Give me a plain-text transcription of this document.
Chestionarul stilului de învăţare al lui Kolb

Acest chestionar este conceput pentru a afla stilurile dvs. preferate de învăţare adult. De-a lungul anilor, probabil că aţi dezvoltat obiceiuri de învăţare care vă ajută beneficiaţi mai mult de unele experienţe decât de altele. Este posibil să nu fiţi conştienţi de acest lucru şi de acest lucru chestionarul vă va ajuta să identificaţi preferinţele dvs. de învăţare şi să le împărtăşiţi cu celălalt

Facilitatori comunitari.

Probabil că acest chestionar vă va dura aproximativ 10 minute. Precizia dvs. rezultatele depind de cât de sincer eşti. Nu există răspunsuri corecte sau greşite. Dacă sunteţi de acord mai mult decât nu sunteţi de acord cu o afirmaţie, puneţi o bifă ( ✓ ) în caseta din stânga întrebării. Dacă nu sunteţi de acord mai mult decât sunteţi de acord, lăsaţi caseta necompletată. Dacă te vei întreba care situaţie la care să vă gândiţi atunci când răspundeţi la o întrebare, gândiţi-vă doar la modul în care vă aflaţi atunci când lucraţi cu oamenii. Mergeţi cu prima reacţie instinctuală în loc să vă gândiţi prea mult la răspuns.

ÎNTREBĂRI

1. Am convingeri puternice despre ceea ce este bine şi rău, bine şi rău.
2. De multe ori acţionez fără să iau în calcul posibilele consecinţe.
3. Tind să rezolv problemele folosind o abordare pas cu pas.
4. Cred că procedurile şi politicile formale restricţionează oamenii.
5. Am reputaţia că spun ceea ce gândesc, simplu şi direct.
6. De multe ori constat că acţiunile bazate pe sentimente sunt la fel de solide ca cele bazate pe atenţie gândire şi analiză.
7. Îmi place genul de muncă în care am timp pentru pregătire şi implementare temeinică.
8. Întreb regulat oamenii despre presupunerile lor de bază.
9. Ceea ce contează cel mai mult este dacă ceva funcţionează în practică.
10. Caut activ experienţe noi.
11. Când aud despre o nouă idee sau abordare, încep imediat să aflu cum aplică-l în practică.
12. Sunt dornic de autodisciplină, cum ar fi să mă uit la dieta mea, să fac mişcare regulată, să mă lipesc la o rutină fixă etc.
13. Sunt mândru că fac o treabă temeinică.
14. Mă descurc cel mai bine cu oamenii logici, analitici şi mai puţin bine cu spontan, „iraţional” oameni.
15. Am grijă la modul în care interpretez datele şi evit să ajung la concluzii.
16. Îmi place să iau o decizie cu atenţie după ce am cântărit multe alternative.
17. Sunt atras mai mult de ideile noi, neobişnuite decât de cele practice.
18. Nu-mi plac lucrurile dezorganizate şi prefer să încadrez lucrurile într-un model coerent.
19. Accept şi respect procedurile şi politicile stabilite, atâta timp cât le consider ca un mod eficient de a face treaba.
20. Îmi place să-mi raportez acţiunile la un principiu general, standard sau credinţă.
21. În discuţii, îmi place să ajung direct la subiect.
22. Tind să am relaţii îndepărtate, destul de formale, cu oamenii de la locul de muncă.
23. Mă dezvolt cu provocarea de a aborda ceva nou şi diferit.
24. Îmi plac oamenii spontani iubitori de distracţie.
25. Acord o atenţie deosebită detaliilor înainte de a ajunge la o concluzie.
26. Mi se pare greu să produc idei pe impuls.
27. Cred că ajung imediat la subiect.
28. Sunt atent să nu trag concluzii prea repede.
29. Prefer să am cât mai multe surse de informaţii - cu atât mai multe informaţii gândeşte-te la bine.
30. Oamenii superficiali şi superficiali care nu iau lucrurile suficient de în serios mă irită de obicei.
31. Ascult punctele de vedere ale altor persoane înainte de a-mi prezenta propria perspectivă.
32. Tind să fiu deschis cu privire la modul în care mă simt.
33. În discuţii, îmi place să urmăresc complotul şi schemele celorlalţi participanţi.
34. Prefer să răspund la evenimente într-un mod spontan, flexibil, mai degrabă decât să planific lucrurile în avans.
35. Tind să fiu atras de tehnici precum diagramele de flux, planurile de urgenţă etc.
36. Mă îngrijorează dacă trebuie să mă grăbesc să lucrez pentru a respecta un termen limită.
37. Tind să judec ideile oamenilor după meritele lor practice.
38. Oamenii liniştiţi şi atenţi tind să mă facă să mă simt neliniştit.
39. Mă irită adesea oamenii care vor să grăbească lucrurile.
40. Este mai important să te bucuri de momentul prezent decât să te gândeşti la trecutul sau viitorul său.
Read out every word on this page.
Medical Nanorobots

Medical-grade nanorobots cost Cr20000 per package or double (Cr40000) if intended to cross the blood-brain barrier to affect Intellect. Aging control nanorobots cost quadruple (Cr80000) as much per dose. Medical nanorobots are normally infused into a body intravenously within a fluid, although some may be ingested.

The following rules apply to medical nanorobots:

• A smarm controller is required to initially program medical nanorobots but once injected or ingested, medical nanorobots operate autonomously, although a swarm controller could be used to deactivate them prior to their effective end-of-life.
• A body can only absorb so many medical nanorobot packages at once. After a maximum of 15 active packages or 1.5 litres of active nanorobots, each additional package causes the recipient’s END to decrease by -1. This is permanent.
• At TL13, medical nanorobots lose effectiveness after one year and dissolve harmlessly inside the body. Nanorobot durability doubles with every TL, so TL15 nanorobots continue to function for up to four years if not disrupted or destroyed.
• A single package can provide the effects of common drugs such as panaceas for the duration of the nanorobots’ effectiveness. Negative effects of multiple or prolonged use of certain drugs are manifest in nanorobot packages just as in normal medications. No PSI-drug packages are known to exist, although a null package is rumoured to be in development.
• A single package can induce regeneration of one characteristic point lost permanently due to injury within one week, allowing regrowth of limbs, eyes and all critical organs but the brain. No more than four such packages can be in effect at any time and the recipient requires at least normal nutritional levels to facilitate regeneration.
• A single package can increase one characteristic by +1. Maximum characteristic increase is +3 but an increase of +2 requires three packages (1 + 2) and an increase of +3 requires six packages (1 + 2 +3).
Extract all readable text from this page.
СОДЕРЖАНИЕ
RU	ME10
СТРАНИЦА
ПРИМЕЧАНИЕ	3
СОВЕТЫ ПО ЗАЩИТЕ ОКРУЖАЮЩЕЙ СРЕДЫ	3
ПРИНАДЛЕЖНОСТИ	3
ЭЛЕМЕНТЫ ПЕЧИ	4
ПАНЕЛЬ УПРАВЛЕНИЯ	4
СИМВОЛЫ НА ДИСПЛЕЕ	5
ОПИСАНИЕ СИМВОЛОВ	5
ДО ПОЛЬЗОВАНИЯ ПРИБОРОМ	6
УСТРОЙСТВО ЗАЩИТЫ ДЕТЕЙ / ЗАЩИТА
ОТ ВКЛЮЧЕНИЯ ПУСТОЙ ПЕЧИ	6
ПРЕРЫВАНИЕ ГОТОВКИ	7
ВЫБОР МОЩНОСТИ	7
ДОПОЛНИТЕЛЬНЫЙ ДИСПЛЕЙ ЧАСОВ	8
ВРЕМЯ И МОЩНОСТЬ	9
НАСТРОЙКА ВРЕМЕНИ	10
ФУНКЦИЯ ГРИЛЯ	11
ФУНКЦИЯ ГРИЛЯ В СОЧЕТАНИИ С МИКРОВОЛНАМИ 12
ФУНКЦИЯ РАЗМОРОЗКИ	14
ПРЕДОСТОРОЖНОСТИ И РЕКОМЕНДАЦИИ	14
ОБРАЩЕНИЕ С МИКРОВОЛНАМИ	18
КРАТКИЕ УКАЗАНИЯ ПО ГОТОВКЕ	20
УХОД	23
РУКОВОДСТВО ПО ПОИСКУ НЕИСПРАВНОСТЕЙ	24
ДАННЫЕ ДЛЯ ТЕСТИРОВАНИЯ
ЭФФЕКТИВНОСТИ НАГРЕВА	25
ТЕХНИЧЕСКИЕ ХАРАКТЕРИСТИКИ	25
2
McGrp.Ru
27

-------

What you have to do: In the records above, locate every line with the string "atenţie" and copy it.

Exercise answer:
6. De multe ori constat că acţiunile bazate pe sentimente sunt la fel de solide ca cele bazate pe atenţie gândire şi analiză.
16. Îmi place să iau o decizie cu atenţie după ce am cântărit multe alternative.
25. Acord o atenţie deosebită detaliilor înainte de a ajunge la o concluzie.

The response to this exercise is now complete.